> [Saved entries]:
Begin

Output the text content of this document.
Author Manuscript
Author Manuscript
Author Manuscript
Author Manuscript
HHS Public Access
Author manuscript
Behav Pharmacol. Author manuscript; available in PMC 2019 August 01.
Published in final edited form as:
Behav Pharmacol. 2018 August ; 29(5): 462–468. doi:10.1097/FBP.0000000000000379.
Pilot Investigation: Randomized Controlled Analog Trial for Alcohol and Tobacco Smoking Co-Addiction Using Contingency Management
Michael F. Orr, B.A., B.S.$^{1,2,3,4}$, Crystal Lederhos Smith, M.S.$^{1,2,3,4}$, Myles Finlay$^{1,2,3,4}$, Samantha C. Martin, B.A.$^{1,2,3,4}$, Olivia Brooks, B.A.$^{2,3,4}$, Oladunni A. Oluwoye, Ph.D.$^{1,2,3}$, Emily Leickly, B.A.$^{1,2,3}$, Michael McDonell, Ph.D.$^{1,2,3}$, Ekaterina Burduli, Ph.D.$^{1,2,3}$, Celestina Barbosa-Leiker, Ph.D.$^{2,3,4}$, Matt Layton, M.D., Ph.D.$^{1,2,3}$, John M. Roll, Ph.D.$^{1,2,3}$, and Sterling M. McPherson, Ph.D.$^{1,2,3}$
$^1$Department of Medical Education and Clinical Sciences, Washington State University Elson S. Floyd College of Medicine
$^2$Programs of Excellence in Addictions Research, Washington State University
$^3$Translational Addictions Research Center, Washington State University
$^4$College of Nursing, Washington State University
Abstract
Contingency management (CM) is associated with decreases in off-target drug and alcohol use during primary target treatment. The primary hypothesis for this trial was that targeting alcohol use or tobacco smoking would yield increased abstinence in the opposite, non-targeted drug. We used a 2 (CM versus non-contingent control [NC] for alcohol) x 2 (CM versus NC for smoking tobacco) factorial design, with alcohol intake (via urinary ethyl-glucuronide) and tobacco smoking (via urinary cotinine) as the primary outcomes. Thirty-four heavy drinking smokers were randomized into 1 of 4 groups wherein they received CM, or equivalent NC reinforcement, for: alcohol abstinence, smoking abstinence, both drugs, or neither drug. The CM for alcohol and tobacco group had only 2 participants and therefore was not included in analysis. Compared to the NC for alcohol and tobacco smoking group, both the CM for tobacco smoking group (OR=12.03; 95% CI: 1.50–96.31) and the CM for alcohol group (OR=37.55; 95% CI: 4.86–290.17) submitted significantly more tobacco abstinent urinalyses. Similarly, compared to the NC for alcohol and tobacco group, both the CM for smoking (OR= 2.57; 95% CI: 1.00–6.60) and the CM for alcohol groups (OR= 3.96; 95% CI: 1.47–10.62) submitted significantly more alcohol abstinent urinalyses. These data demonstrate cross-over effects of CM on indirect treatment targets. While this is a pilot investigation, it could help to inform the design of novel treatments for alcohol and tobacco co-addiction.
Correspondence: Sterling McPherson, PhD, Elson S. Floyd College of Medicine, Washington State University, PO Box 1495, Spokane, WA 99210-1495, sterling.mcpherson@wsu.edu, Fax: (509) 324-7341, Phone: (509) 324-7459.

End

> [EXERCISE INSTRUCTIONS]: Transcribe every line of the data, exactly as it stands.

> [EXERCISE RESPONSE]:
Output the text content of this document.
Author Manuscript
Author Manuscript
Author Manuscript
Author Manuscript
HHS Public Access
Author manuscript
Behav Pharmacol. Author manuscript; available in PMC 2019 August 01.
Published in final edited form as:
Behav Pharmacol. 2018 August ; 29(5): 462–468. doi:10.1097/FBP.0000000000000379.
Pilot Investigation: Randomized Controlled Analog Trial for Alcohol and Tobacco Smoking Co-Addiction Using Contingency Management
Michael F. Orr, B.A., B.S.$^{1,2,3,4}$, Crystal Lederhos Smith, M.S.$^{1,2,3,4}$, Myles Finlay$^{1,2,3,4}$, Samantha C. Martin, B.A.$^{1,2,3,4}$, Olivia Brooks, B.A.$^{2,3,4}$, Oladunni A. Oluwoye, Ph.D.$^{1,2,3}$, Emily Leickly, B.A.$^{1,2,3}$, Michael McDonell, Ph.D.$^{1,2,3}$, Ekaterina Burduli, Ph.D.$^{1,2,3}$, Celestina Barbosa-Leiker, Ph.D.$^{2,3,4}$, Matt Layton, M.D., Ph.D.$^{1,2,3}$, John M. Roll, Ph.D.$^{1,2,3}$, and Sterling M. McPherson, Ph.D.$^{1,2,3}$
$^1$Department of Medical Education and Clinical Sciences, Washington State University Elson S. Floyd College of Medicine
$^2$Programs of Excellence in Addictions Research, Washington State University
$^3$Translational Addictions Research Center, Washington State University
$^4$College of Nursing, Washington State University
Abstract
Contingency management (CM) is associated with decreases in off-target drug and alcohol use during primary target treatment. The primary hypothesis for this trial was that targeting alcohol use or tobacco smoking would yield increased abstinence in the opposite, non-targeted drug. We used a 2 (CM versus non-contingent control [NC] for alcohol) x 2 (CM versus NC for smoking tobacco) factorial design, with alcohol intake (via urinary ethyl-glucuronide) and tobacco smoking (via urinary cotinine) as the primary outcomes. Thirty-four heavy drinking smokers were randomized into 1 of 4 groups wherein they received CM, or equivalent NC reinforcement, for: alcohol abstinence, smoking abstinence, both drugs, or neither drug. The CM for alcohol and tobacco group had only 2 participants and therefore was not included in analysis. Compared to the NC for alcohol and tobacco smoking group, both the CM for tobacco smoking group (OR=12.03; 95% CI: 1.50–96.31) and the CM for alcohol group (OR=37.55; 95% CI: 4.86–290.17) submitted significantly more tobacco abstinent urinalyses. Similarly, compared to the NC for alcohol and tobacco group, both the CM for smoking (OR= 2.57; 95% CI: 1.00–6.60) and the CM for alcohol groups (OR= 3.96; 95% CI: 1.47–10.62) submitted significantly more alcohol abstinent urinalyses. These data demonstrate cross-over effects of CM on indirect treatment targets. While this is a pilot investigation, it could help to inform the design of novel treatments for alcohol and tobacco co-addiction.
Correspondence: Sterling McPherson, PhD, Elson S. Floyd College of Medicine, Washington State University, PO Box 1495, Spokane, WA 99210-1495, sterling.mcpherson@wsu.edu, Fax: (509) 324-7341, Phone: (509) 324-7459.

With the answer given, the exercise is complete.